What the exercise asks
Search the records for the word "Democratic" and pick out every line that has it.

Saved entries
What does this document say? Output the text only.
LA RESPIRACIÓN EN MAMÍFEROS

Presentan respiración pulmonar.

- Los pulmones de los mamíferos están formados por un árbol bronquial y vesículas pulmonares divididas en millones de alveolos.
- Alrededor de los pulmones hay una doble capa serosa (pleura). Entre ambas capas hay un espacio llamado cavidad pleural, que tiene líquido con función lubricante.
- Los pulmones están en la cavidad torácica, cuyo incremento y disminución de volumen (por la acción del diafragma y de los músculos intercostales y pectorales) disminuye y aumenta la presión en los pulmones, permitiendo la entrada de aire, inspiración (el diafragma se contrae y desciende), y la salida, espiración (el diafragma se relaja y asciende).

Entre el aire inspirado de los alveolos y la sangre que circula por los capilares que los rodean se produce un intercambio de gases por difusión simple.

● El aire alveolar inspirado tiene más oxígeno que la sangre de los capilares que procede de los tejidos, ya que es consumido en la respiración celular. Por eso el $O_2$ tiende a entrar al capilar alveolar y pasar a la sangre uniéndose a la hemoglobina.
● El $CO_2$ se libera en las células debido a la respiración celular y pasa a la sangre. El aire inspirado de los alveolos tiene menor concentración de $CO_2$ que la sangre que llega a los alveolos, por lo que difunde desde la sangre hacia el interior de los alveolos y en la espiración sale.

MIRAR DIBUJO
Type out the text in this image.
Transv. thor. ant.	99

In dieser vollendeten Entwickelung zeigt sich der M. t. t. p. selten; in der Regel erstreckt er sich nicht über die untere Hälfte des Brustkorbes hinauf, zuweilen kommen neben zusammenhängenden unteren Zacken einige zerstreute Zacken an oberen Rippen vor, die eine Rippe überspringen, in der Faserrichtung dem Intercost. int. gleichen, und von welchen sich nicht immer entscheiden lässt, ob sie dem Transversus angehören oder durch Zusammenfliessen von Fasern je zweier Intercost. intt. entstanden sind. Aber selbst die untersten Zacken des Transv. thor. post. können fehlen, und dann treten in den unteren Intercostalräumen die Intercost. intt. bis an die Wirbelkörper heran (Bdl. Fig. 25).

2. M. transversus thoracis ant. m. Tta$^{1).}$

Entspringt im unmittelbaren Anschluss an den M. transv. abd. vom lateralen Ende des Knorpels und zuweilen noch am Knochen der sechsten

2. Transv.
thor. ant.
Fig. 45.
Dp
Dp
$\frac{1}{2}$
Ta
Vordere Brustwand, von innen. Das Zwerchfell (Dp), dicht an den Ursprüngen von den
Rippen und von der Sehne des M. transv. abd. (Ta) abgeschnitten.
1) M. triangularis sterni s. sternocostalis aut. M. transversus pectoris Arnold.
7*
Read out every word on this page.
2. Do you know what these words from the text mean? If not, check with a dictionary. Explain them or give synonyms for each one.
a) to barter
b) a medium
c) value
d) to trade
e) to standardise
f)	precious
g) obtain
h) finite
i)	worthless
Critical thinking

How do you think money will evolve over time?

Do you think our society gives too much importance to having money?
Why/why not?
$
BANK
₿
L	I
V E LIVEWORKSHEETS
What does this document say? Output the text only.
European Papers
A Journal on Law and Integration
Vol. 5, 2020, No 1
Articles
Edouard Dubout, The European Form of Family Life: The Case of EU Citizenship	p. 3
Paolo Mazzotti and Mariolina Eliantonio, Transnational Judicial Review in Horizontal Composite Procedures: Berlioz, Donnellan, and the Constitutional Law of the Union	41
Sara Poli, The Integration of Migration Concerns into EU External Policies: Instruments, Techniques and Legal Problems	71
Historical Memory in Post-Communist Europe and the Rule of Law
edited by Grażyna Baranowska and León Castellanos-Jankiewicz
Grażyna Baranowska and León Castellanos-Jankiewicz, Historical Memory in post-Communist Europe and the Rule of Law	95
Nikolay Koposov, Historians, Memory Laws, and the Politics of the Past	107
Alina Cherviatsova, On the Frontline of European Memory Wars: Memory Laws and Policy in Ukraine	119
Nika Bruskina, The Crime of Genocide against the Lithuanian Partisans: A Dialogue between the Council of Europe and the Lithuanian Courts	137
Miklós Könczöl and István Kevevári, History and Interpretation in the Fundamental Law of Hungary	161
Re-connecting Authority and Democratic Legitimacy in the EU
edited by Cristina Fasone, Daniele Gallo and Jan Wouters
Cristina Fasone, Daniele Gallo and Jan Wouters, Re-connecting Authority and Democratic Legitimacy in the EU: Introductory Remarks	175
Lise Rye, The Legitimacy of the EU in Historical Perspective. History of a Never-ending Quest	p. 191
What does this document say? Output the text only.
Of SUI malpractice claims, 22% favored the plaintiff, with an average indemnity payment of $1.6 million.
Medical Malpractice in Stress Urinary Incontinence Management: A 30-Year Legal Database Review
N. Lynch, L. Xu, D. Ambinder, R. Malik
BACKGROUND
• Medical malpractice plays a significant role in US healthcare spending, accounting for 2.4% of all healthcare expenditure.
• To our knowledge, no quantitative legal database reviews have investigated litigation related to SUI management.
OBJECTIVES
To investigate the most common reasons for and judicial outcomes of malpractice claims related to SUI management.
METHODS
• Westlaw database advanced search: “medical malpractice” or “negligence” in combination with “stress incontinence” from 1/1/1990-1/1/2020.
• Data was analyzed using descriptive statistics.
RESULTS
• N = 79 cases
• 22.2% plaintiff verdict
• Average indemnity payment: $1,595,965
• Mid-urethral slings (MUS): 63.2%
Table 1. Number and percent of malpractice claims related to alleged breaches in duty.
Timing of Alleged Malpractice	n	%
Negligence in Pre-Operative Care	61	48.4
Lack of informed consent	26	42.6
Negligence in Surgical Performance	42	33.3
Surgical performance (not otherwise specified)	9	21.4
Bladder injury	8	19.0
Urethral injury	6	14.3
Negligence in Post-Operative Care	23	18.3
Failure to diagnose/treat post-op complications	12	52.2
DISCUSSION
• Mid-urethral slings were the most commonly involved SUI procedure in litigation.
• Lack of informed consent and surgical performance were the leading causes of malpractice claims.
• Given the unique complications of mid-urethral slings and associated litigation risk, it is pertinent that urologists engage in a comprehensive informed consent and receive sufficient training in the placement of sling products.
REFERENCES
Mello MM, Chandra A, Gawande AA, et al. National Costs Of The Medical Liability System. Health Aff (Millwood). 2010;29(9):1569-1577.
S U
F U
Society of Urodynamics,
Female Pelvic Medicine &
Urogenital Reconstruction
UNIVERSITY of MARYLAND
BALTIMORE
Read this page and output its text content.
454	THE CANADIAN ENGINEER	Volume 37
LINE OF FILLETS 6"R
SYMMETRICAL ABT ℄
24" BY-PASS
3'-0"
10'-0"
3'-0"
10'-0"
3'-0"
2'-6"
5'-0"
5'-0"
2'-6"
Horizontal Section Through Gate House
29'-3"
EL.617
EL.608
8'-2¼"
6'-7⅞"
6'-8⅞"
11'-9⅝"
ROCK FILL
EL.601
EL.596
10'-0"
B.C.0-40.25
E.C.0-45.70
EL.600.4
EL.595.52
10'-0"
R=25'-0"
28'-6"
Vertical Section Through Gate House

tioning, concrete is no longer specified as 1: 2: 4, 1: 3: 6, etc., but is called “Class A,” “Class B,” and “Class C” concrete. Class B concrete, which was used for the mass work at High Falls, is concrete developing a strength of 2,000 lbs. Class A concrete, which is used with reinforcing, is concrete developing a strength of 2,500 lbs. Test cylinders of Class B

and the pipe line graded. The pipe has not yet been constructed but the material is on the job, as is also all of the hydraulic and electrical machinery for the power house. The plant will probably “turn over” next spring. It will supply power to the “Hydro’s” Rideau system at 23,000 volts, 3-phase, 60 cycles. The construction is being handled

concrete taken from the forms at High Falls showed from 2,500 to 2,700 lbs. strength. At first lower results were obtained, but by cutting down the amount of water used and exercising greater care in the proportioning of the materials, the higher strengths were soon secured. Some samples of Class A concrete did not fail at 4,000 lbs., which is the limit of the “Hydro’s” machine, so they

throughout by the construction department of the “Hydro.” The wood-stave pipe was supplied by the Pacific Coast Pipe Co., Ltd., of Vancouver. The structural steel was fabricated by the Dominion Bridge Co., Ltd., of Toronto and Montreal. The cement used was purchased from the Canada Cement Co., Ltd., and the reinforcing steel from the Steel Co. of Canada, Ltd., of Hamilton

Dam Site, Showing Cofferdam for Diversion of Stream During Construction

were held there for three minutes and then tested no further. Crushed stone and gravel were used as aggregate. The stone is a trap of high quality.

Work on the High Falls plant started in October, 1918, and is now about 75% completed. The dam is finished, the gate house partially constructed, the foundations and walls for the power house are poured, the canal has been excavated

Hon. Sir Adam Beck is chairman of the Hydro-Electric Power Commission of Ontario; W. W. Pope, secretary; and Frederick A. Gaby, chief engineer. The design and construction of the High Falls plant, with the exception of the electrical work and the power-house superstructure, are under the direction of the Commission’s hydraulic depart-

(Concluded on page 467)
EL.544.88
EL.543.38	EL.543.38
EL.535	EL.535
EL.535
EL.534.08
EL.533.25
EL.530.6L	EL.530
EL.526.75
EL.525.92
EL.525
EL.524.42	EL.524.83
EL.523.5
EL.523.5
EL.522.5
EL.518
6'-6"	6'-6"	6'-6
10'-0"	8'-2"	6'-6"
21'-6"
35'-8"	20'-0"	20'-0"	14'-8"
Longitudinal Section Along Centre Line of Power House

Answer to the problem
Re-connecting Authority and Democratic Legitimacy in the EU
Cristina Fasone, Daniele Gallo and Jan Wouters, Re-connecting Authority and Democratic Legitimacy in the EU: Introductory Remarks	175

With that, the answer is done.